(begin)
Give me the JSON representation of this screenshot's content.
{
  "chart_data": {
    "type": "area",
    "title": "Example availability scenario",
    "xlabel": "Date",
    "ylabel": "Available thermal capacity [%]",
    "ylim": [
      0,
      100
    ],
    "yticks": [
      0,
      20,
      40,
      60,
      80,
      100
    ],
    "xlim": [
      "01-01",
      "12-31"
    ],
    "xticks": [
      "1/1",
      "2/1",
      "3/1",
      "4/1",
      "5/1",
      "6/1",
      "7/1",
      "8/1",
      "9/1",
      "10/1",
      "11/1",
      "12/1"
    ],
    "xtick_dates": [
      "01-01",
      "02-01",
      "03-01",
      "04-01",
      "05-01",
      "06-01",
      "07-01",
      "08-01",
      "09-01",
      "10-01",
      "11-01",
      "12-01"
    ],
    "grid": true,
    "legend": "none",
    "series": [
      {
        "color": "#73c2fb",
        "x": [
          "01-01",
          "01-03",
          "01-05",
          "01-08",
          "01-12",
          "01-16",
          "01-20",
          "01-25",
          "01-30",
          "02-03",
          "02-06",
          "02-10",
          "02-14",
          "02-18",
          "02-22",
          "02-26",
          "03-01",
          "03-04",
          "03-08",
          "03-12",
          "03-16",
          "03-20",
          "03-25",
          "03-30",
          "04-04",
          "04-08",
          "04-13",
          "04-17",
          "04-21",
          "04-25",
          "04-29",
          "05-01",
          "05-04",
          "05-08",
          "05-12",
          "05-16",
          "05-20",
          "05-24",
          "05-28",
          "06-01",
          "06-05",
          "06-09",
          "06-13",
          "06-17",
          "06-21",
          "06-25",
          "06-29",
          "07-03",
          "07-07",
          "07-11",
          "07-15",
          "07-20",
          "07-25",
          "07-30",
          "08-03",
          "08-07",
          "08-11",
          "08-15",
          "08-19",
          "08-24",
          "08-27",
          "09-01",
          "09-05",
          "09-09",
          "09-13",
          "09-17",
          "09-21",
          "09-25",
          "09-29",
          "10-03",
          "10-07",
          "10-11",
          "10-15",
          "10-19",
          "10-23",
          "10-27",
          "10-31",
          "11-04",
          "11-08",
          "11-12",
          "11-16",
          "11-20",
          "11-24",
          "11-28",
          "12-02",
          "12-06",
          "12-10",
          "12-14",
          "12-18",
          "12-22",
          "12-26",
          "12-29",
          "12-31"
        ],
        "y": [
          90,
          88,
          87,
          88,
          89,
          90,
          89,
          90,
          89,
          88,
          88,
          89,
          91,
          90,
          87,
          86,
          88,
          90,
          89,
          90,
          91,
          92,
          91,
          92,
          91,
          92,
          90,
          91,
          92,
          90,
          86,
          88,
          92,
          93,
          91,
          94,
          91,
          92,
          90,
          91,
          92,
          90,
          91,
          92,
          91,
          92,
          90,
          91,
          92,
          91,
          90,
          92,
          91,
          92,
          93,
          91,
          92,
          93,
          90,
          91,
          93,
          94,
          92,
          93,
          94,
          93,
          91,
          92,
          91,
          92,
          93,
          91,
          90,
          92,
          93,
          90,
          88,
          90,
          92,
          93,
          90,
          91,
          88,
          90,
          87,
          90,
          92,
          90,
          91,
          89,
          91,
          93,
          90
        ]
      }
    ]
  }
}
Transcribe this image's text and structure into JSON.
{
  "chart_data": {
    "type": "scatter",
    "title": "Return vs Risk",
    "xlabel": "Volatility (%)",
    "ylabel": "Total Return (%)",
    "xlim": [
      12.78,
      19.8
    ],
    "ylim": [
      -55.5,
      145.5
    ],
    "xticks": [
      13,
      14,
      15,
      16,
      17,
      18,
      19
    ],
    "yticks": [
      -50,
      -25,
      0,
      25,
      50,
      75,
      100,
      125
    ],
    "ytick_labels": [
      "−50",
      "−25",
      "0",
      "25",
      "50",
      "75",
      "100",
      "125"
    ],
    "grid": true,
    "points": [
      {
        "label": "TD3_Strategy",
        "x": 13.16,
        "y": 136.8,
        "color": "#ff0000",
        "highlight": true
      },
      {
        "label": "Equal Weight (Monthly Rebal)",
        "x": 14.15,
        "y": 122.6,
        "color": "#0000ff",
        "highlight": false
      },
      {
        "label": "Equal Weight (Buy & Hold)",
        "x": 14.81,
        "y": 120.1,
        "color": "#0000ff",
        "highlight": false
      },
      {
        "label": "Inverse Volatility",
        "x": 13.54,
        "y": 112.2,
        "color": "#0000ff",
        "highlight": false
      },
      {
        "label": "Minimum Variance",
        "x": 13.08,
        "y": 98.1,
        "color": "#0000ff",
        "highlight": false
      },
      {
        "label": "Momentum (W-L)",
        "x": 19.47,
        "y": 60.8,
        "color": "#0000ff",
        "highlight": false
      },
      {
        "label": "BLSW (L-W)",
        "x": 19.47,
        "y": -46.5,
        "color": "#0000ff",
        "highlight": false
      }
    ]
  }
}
(end)
**DIRECTIVE:**
Restate the whole listing exactly, leaving out nothing.

**SOLUTION FOR THIS PROBLEM:**
Give me the JSON representation of this screenshot's content.
{
  "chart_data": {
    "type": "area",
    "title": "Example availability scenario",
    "xlabel": "Date",
    "ylabel": "Available thermal capacity [%]",
    "ylim": [
      0,
      100
    ],
    "yticks": [
      0,
      20,
      40,
      60,
      80,
      100
    ],
    "xlim": [
      "01-01",
      "12-31"
    ],
    "xticks": [
      "1/1",
      "2/1",
      "3/1",
      "4/1",
      "5/1",
      "6/1",
      "7/1",
      "8/1",
      "9/1",
      "10/1",
      "11/1",
      "12/1"
    ],
    "xtick_dates": [
      "01-01",
      "02-01",
      "03-01",
      "04-01",
      "05-01",
      "06-01",
      "07-01",
      "08-01",
      "09-01",
      "10-01",
      "11-01",
      "12-01"
    ],
    "grid": true,
    "legend": "none",
    "series": [
      {
        "color": "#73c2fb",
        "x": [
          "01-01",
          "01-03",
          "01-05",
          "01-08",
          "01-12",
          "01-16",
          "01-20",
          "01-25",
          "01-30",
          "02-03",
          "02-06",
          "02-10",
          "02-14",
          "02-18",
          "02-22",
          "02-26",
          "03-01",
          "03-04",
          "03-08",
          "03-12",
          "03-16",
          "03-20",
          "03-25",
          "03-30",
          "04-04",
          "04-08",
          "04-13",
          "04-17",
          "04-21",
          "04-25",
          "04-29",
          "05-01",
          "05-04",
          "05-08",
          "05-12",
          "05-16",
          "05-20",
          "05-24",
          "05-28",
          "06-01",
          "06-05",
          "06-09",
          "06-13",
          "06-17",
          "06-21",
          "06-25",
          "06-29",
          "07-03",
          "07-07",
          "07-11",
          "07-15",
          "07-20",
          "07-25",
          "07-30",
          "08-03",
          "08-07",
          "08-11",
          "08-15",
          "08-19",
          "08-24",
          "08-27",
          "09-01",
          "09-05",
          "09-09",
          "09-13",
          "09-17",
          "09-21",
          "09-25",
          "09-29",
          "10-03",
          "10-07",
          "10-11",
          "10-15",
          "10-19",
          "10-23",
          "10-27",
          "10-31",
          "11-04",
          "11-08",
          "11-12",
          "11-16",
          "11-20",
          "11-24",
          "11-28",
          "12-02",
          "12-06",
          "12-10",
          "12-14",
          "12-18",
          "12-22",
          "12-26",
          "12-29",
          "12-31"
        ],
        "y": [
          90,
          88,
          87,
          88,
          89,
          90,
          89,
          90,
          89,
          88,
          88,
          89,
          91,
          90,
          87,
          86,
          88,
          90,
          89,
          90,
          91,
          92,
          91,
          92,
          91,
          92,
          90,
          91,
          92,
          90,
          86,
          88,
          92,
          93,
          91,
          94,
          91,
          92,
          90,
          91,
          92,
          90,
          91,
          92,
          91,
          92,
          90,
          91,
          92,
          91,
          90,
          92,
          91,
          92,
          93,
          91,
          92,
          93,
          90,
          91,
          93,
          94,
          92,
          93,
          94,
          93,
          91,
          92,
          91,
          92,
          93,
          91,
          90,
          92,
          93,
          90,
          88,
          90,
          92,
          93,
          90,
          91,
          88,
          90,
          87,
          90,
          92,
          90,
          91,
          89,
          91,
          93,
          90
        ]
      }
    ]
  }
}
Transcribe this image's text and structure into JSON.
{
  "chart_data": {
    "type": "scatter",
    "title": "Return vs Risk",
    "xlabel": "Volatility (%)",
    "ylabel": "Total Return (%)",
    "xlim": [
      12.78,
      19.8
    ],
    "ylim": [
      -55.5,
      145.5
    ],
    "xticks": [
      13,
      14,
      15,
      16,
      17,
      18,
      19
    ],
    "yticks": [
      -50,
      -25,
      0,
      25,
      50,
      75,
      100,
      125
    ],
    "ytick_labels": [
      "−50",
      "−25",
      "0",
      "25",
      "50",
      "75",
      "100",
      "125"
    ],
    "grid": true,
    "points": [
      {
        "label": "TD3_Strategy",
        "x": 13.16,
        "y": 136.8,
        "color": "#ff0000",
        "highlight": true
      },
      {
        "label": "Equal Weight (Monthly Rebal)",
        "x": 14.15,
        "y": 122.6,
        "color": "#0000ff",
        "highlight": false
      },
      {
        "label": "Equal Weight (Buy & Hold)",
        "x": 14.81,
        "y": 120.1,
        "color": "#0000ff",
        "highlight": false
      },
      {
        "label": "Inverse Volatility",
        "x": 13.54,
        "y": 112.2,
        "color": "#0000ff",
        "highlight": false
      },
      {
        "label": "Minimum Variance",
        "x": 13.08,
        "y": 98.1,
        "color": "#0000ff",
        "highlight": false
      },
      {
        "label": "Momentum (W-L)",
        "x": 19.47,
        "y": 60.8,
        "color": "#0000ff",
        "highlight": false
      },
      {
        "label": "BLSW (L-W)",
        "x": 19.47,
        "y": -46.5,
        "color": "#0000ff",
        "highlight": false
      }
    ]
  }
}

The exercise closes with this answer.